▶ Instruction:
Output all the material that follows, exactly as given.

[Entries taken from a collection]
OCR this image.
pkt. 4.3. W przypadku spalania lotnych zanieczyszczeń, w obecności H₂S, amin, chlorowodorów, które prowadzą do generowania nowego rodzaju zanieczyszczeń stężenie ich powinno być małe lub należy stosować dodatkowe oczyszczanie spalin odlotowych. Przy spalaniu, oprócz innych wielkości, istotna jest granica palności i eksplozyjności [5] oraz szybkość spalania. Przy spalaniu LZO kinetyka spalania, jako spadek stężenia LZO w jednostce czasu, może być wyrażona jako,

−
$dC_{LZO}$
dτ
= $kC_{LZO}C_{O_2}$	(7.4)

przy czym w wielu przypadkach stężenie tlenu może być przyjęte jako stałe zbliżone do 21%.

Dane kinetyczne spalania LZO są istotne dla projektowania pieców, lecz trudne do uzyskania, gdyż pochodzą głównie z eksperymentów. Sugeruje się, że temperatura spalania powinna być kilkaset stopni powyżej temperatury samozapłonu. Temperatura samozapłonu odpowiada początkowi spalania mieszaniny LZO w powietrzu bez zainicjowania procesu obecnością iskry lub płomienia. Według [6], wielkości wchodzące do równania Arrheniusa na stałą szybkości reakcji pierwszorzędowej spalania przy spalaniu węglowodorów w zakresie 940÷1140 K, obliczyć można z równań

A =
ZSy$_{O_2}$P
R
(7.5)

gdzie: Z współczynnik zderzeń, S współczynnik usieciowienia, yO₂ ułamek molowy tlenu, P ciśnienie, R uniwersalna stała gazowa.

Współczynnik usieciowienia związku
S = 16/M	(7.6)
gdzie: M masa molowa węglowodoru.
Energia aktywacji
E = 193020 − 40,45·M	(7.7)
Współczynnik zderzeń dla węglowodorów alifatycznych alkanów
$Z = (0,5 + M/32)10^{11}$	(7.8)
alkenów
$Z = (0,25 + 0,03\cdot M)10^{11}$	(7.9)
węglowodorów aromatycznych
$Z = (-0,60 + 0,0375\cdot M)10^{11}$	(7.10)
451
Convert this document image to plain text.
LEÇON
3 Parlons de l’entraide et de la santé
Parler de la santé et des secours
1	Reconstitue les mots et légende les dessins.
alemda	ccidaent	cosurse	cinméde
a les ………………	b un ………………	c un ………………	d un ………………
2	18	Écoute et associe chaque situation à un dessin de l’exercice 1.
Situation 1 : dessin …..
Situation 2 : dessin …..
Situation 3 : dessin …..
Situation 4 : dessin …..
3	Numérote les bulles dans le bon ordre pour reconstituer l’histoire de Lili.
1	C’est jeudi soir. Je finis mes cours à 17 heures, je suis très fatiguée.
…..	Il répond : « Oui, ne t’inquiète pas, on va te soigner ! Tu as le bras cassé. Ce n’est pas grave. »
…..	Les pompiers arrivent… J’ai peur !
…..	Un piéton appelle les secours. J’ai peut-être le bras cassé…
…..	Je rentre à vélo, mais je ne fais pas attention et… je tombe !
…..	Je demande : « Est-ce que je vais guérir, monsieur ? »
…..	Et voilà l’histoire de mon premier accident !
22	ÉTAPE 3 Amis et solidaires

▶ Complete response:
OCR this image.
pkt. 4.3. W przypadku spalania lotnych zanieczyszczeń, w obecności H₂S, amin, chlorowodorów, które prowadzą do generowania nowego rodzaju zanieczyszczeń stężenie ich powinno być małe lub należy stosować dodatkowe oczyszczanie spalin odlotowych. Przy spalaniu, oprócz innych wielkości, istotna jest granica palności i eksplozyjności [5] oraz szybkość spalania. Przy spalaniu LZO kinetyka spalania, jako spadek stężenia LZO w jednostce czasu, może być wyrażona jako,

−
$dC_{LZO}$
dτ
= $kC_{LZO}C_{O_2}$	(7.4)

przy czym w wielu przypadkach stężenie tlenu może być przyjęte jako stałe zbliżone do 21%.

Dane kinetyczne spalania LZO są istotne dla projektowania pieców, lecz trudne do uzyskania, gdyż pochodzą głównie z eksperymentów. Sugeruje się, że temperatura spalania powinna być kilkaset stopni powyżej temperatury samozapłonu. Temperatura samozapłonu odpowiada początkowi spalania mieszaniny LZO w powietrzu bez zainicjowania procesu obecnością iskry lub płomienia. Według [6], wielkości wchodzące do równania Arrheniusa na stałą szybkości reakcji pierwszorzędowej spalania przy spalaniu węglowodorów w zakresie 940÷1140 K, obliczyć można z równań

A =
ZSy$_{O_2}$P
R
(7.5)

gdzie: Z współczynnik zderzeń, S współczynnik usieciowienia, yO₂ ułamek molowy tlenu, P ciśnienie, R uniwersalna stała gazowa.

Współczynnik usieciowienia związku
S = 16/M	(7.6)
gdzie: M masa molowa węglowodoru.
Energia aktywacji
E = 193020 − 40,45·M	(7.7)
Współczynnik zderzeń dla węglowodorów alifatycznych alkanów
$Z = (0,5 + M/32)10^{11}$	(7.8)
alkenów
$Z = (0,25 + 0,03\cdot M)10^{11}$	(7.9)
węglowodorów aromatycznych
$Z = (-0,60 + 0,0375\cdot M)10^{11}$	(7.10)
451
Convert this document image to plain text.
LEÇON
3 Parlons de l’entraide et de la santé
Parler de la santé et des secours
1	Reconstitue les mots et légende les dessins.
alemda	ccidaent	cosurse	cinméde
a les ………………	b un ………………	c un ………………	d un ………………
2	18	Écoute et associe chaque situation à un dessin de l’exercice 1.
Situation 1 : dessin …..
Situation 2 : dessin …..
Situation 3 : dessin …..
Situation 4 : dessin …..
3	Numérote les bulles dans le bon ordre pour reconstituer l’histoire de Lili.
1	C’est jeudi soir. Je finis mes cours à 17 heures, je suis très fatiguée.
…..	Il répond : « Oui, ne t’inquiète pas, on va te soigner ! Tu as le bras cassé. Ce n’est pas grave. »
…..	Les pompiers arrivent… J’ai peur !
…..	Un piéton appelle les secours. J’ai peut-être le bras cassé…
…..	Je rentre à vélo, mais je ne fais pas attention et… je tombe !
…..	Je demande : « Est-ce que je vais guérir, monsieur ? »
…..	Et voilà l’histoire de mon premier accident !
22	ÉTAPE 3 Amis et solidaires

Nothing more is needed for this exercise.